An exact copy of all the data is required, with pictures left out.
========
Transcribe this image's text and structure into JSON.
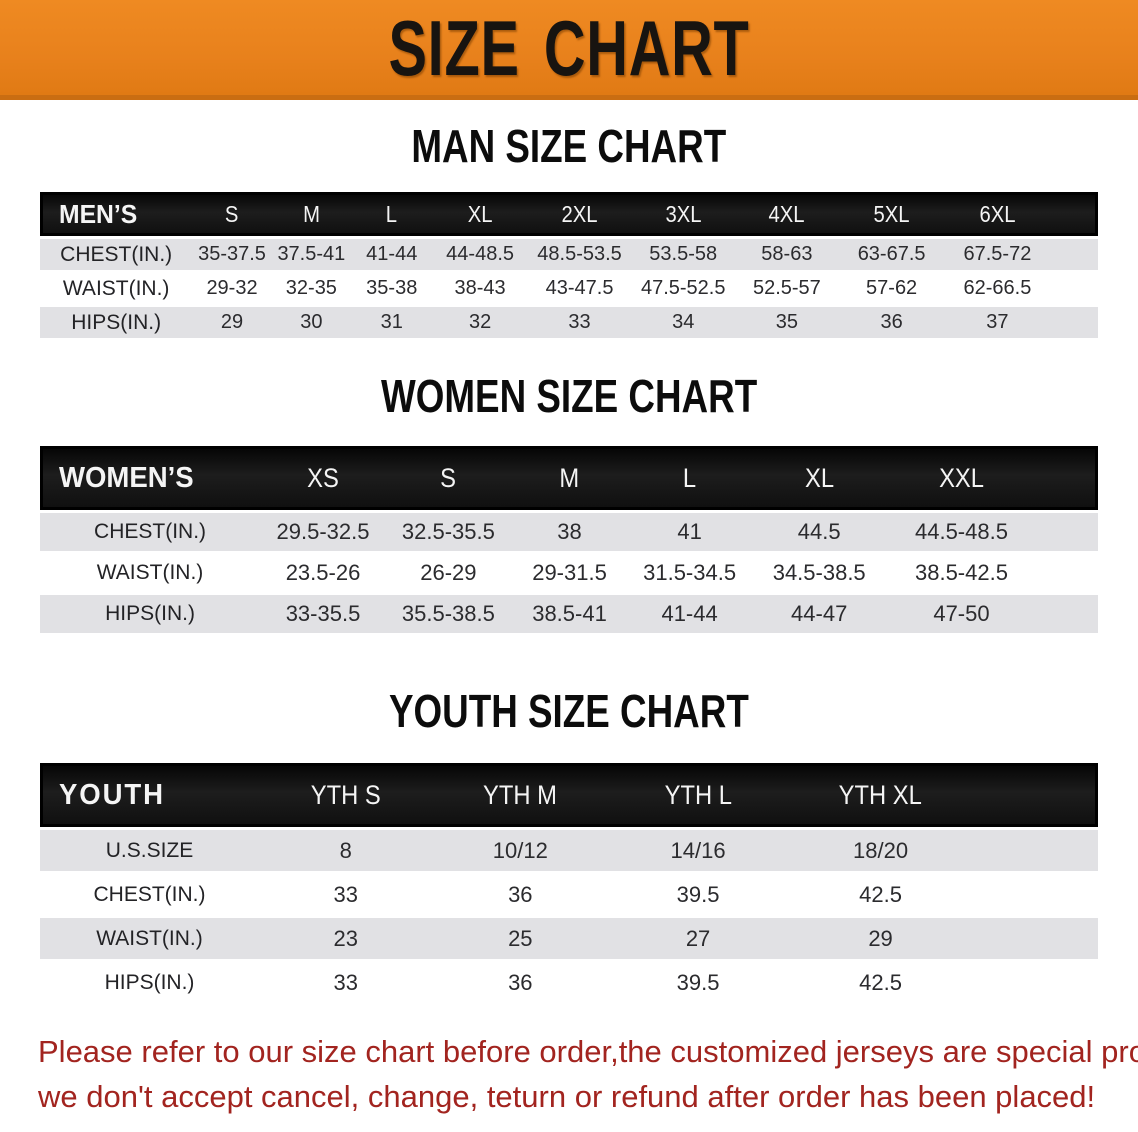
{
  "banner": {
    "title": "SIZE CHART"
  },
  "colors": {
    "banner_orange": "#e8811c",
    "banner_edge": "#c96d12",
    "header_bar_black": "#141414",
    "stripe_gray": "#e1e1e4",
    "value_text": "#2b2b2e",
    "disclaimer_red": "#a2241f"
  },
  "sections": [
    {
      "id": "men",
      "title": "MAN SIZE CHART",
      "columns": [
        "MEN’S",
        "S",
        "M",
        "L",
        "XL",
        "2XL",
        "3XL",
        "4XL",
        "5XL",
        "6XL"
      ],
      "rows": [
        {
          "label": "CHEST(IN.)",
          "values": [
            "35-37.5",
            "37.5-41",
            "41-44",
            "44-48.5",
            "48.5-53.5",
            "53.5-58",
            "58-63",
            "63-67.5",
            "67.5-72"
          ]
        },
        {
          "label": "WAIST(IN.)",
          "values": [
            "29-32",
            "32-35",
            "35-38",
            "38-43",
            "43-47.5",
            "47.5-52.5",
            "52.5-57",
            "57-62",
            "62-66.5"
          ]
        },
        {
          "label": "HIPS(IN.)",
          "values": [
            "29",
            "30",
            "31",
            "32",
            "33",
            "34",
            "35",
            "36",
            "37"
          ]
        }
      ]
    },
    {
      "id": "women",
      "title": "WOMEN SIZE CHART",
      "columns": [
        "WOMEN’S",
        "XS",
        "S",
        "M",
        "L",
        "XL",
        "XXL"
      ],
      "rows": [
        {
          "label": "CHEST(IN.)",
          "values": [
            "29.5-32.5",
            "32.5-35.5",
            "38",
            "41",
            "44.5",
            "44.5-48.5"
          ]
        },
        {
          "label": "WAIST(IN.)",
          "values": [
            "23.5-26",
            "26-29",
            "29-31.5",
            "31.5-34.5",
            "34.5-38.5",
            "38.5-42.5"
          ]
        },
        {
          "label": "HIPS(IN.)",
          "values": [
            "33-35.5",
            "35.5-38.5",
            "38.5-41",
            "41-44",
            "44-47",
            "47-50"
          ]
        }
      ]
    },
    {
      "id": "youth",
      "title": "YOUTH SIZE CHART",
      "columns": [
        "YOUTH",
        "YTH S",
        "YTH M",
        "YTH L",
        "YTH XL"
      ],
      "rows": [
        {
          "label": "U.S.SIZE",
          "values": [
            "8",
            "10/12",
            "14/16",
            "18/20"
          ]
        },
        {
          "label": "CHEST(IN.)",
          "values": [
            "33",
            "36",
            "39.5",
            "42.5"
          ]
        },
        {
          "label": "WAIST(IN.)",
          "values": [
            "23",
            "25",
            "27",
            "29"
          ]
        },
        {
          "label": "HIPS(IN.)",
          "values": [
            "33",
            "36",
            "39.5",
            "42.5"
          ]
        }
      ]
    }
  ],
  "disclaimer": {
    "line1": "Please refer to our size chart before order,the customized jerseys are special products,",
    "line2": "we don't accept cancel, change, teturn or refund after order has been placed!"
  }
}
========
- The completed task -
Transcribe this image's text and structure into JSON.
{
  "banner": {
    "title": "SIZE CHART"
  },
  "colors": {
    "banner_orange": "#e8811c",
    "banner_edge": "#c96d12",
    "header_bar_black": "#141414",
    "stripe_gray": "#e1e1e4",
    "value_text": "#2b2b2e",
    "disclaimer_red": "#a2241f"
  },
  "sections": [
    {
      "id": "men",
      "title": "MAN SIZE CHART",
      "columns": [
        "MEN’S",
        "S",
        "M",
        "L",
        "XL",
        "2XL",
        "3XL",
        "4XL",
        "5XL",
        "6XL"
      ],
      "rows": [
        {
          "label": "CHEST(IN.)",
          "values": [
            "35-37.5",
            "37.5-41",
            "41-44",
            "44-48.5",
            "48.5-53.5",
            "53.5-58",
            "58-63",
            "63-67.5",
            "67.5-72"
          ]
        },
        {
          "label": "WAIST(IN.)",
          "values": [
            "29-32",
            "32-35",
            "35-38",
            "38-43",
            "43-47.5",
            "47.5-52.5",
            "52.5-57",
            "57-62",
            "62-66.5"
          ]
        },
        {
          "label": "HIPS(IN.)",
          "values": [
            "29",
            "30",
            "31",
            "32",
            "33",
            "34",
            "35",
            "36",
            "37"
          ]
        }
      ]
    },
    {
      "id": "women",
      "title": "WOMEN SIZE CHART",
      "columns": [
        "WOMEN’S",
        "XS",
        "S",
        "M",
        "L",
        "XL",
        "XXL"
      ],
      "rows": [
        {
          "label": "CHEST(IN.)",
          "values": [
            "29.5-32.5",
            "32.5-35.5",
            "38",
            "41",
            "44.5",
            "44.5-48.5"
          ]
        },
        {
          "label": "WAIST(IN.)",
          "values": [
            "23.5-26",
            "26-29",
            "29-31.5",
            "31.5-34.5",
            "34.5-38.5",
            "38.5-42.5"
          ]
        },
        {
          "label": "HIPS(IN.)",
          "values": [
            "33-35.5",
            "35.5-38.5",
            "38.5-41",
            "41-44",
            "44-47",
            "47-50"
          ]
        }
      ]
    },
    {
      "id": "youth",
      "title": "YOUTH SIZE CHART",
      "columns": [
        "YOUTH",
        "YTH S",
        "YTH M",
        "YTH L",
        "YTH XL"
      ],
      "rows": [
        {
          "label": "U.S.SIZE",
          "values": [
            "8",
            "10/12",
            "14/16",
            "18/20"
          ]
        },
        {
          "label": "CHEST(IN.)",
          "values": [
            "33",
            "36",
            "39.5",
            "42.5"
          ]
        },
        {
          "label": "WAIST(IN.)",
          "values": [
            "23",
            "25",
            "27",
            "29"
          ]
        },
        {
          "label": "HIPS(IN.)",
          "values": [
            "33",
            "36",
            "39.5",
            "42.5"
          ]
        }
      ]
    }
  ],
  "disclaimer": {
    "line1": "Please refer to our size chart before order,the customized jerseys are special products,",
    "line2": "we don't accept cancel, change, teturn or refund after order has been placed!"
  }
}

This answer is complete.